= INPUT FOR THIS TASK =
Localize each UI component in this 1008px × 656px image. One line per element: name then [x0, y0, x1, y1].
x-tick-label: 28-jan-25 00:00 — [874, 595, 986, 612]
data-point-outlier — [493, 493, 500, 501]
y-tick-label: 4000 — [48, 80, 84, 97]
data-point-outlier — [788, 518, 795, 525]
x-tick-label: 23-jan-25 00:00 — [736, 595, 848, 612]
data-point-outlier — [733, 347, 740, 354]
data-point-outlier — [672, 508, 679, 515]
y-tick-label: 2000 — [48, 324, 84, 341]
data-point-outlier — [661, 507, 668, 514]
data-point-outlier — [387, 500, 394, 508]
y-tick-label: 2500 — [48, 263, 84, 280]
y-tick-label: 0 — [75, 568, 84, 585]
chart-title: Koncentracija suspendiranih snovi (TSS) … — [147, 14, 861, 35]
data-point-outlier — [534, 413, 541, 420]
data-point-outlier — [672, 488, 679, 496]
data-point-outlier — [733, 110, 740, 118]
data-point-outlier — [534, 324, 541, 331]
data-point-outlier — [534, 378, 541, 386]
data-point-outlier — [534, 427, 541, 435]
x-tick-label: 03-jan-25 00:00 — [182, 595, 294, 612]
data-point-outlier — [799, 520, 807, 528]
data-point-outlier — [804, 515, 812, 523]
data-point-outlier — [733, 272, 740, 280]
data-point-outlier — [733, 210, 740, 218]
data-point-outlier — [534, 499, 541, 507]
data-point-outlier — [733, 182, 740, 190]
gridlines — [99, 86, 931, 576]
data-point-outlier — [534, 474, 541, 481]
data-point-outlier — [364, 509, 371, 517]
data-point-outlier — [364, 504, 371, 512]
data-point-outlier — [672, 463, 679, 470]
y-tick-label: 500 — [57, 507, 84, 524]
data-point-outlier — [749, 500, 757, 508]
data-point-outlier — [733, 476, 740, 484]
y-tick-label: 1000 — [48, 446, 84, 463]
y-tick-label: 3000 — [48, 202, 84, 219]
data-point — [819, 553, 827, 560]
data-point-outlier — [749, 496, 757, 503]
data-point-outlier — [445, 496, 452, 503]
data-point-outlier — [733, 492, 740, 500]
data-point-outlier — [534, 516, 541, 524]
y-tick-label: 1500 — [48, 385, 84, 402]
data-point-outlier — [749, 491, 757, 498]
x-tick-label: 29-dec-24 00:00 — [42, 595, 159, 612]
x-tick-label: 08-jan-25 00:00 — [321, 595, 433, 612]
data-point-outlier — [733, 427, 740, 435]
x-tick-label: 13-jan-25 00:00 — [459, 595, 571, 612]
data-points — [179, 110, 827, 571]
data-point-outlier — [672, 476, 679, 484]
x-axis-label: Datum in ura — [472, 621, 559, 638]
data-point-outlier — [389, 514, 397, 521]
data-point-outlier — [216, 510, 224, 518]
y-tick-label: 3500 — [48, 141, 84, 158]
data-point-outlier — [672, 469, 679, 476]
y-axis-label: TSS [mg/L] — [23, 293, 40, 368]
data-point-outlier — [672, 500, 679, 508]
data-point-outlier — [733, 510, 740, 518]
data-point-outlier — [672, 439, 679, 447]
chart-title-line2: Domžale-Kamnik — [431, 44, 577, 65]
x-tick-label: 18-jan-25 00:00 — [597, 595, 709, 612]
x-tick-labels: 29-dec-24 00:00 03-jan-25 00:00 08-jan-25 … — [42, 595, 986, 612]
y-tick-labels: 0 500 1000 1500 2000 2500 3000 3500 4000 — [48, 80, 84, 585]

= WRITTEN EXERCISE =
Can you duplicate the material above line for line, without changing a single character?

= TASK RESULT =
Localize each UI component in this 1008px × 656px image. One line per element: name then [x0, y0, x1, y1].
x-tick-label: 28-jan-25 00:00 — [874, 595, 986, 612]
data-point-outlier — [493, 493, 500, 501]
y-tick-label: 4000 — [48, 80, 84, 97]
data-point-outlier — [788, 518, 795, 525]
x-tick-label: 23-jan-25 00:00 — [736, 595, 848, 612]
data-point-outlier — [733, 347, 740, 354]
data-point-outlier — [672, 508, 679, 515]
y-tick-label: 2000 — [48, 324, 84, 341]
data-point-outlier — [661, 507, 668, 514]
data-point-outlier — [387, 500, 394, 508]
y-tick-label: 2500 — [48, 263, 84, 280]
y-tick-label: 0 — [75, 568, 84, 585]
chart-title: Koncentracija suspendiranih snovi (TSS) … — [147, 14, 861, 35]
data-point-outlier — [534, 413, 541, 420]
data-point-outlier — [672, 488, 679, 496]
data-point-outlier — [733, 110, 740, 118]
data-point-outlier — [534, 324, 541, 331]
data-point-outlier — [534, 378, 541, 386]
data-point-outlier — [534, 427, 541, 435]
x-tick-label: 03-jan-25 00:00 — [182, 595, 294, 612]
data-point-outlier — [799, 520, 807, 528]
data-point-outlier — [804, 515, 812, 523]
data-point-outlier — [733, 272, 740, 280]
data-point-outlier — [733, 210, 740, 218]
data-point-outlier — [534, 499, 541, 507]
data-point-outlier — [733, 182, 740, 190]
gridlines — [99, 86, 931, 576]
data-point-outlier — [534, 474, 541, 481]
data-point-outlier — [364, 509, 371, 517]
data-point-outlier — [364, 504, 371, 512]
data-point-outlier — [672, 463, 679, 470]
y-tick-label: 500 — [57, 507, 84, 524]
data-point-outlier — [749, 500, 757, 508]
data-point-outlier — [733, 476, 740, 484]
y-tick-label: 1000 — [48, 446, 84, 463]
y-tick-label: 3000 — [48, 202, 84, 219]
data-point — [819, 553, 827, 560]
data-point-outlier — [749, 496, 757, 503]
data-point-outlier — [445, 496, 452, 503]
data-point-outlier — [733, 492, 740, 500]
data-point-outlier — [534, 516, 541, 524]
y-tick-label: 1500 — [48, 385, 84, 402]
data-point-outlier — [749, 491, 757, 498]
x-tick-label: 29-dec-24 00:00 — [42, 595, 159, 612]
x-tick-label: 08-jan-25 00:00 — [321, 595, 433, 612]
data-point-outlier — [733, 427, 740, 435]
x-tick-label: 13-jan-25 00:00 — [459, 595, 571, 612]
data-points — [179, 110, 827, 571]
data-point-outlier — [672, 476, 679, 484]
x-axis-label: Datum in ura — [472, 621, 559, 638]
data-point-outlier — [389, 514, 397, 521]
data-point-outlier — [216, 510, 224, 518]
y-tick-label: 3500 — [48, 141, 84, 158]
data-point-outlier — [672, 469, 679, 476]
y-axis-label: TSS [mg/L] — [23, 293, 40, 368]
data-point-outlier — [672, 500, 679, 508]
data-point-outlier — [733, 510, 740, 518]
data-point-outlier — [672, 439, 679, 447]
chart-title-line2: Domžale-Kamnik — [431, 44, 577, 65]
x-tick-label: 18-jan-25 00:00 — [597, 595, 709, 612]
x-tick-labels: 29-dec-24 00:00 03-jan-25 00:00 08-jan-25 … — [42, 595, 986, 612]
y-tick-labels: 0 500 1000 1500 2000 2500 3000 3500 4000 — [48, 80, 84, 585]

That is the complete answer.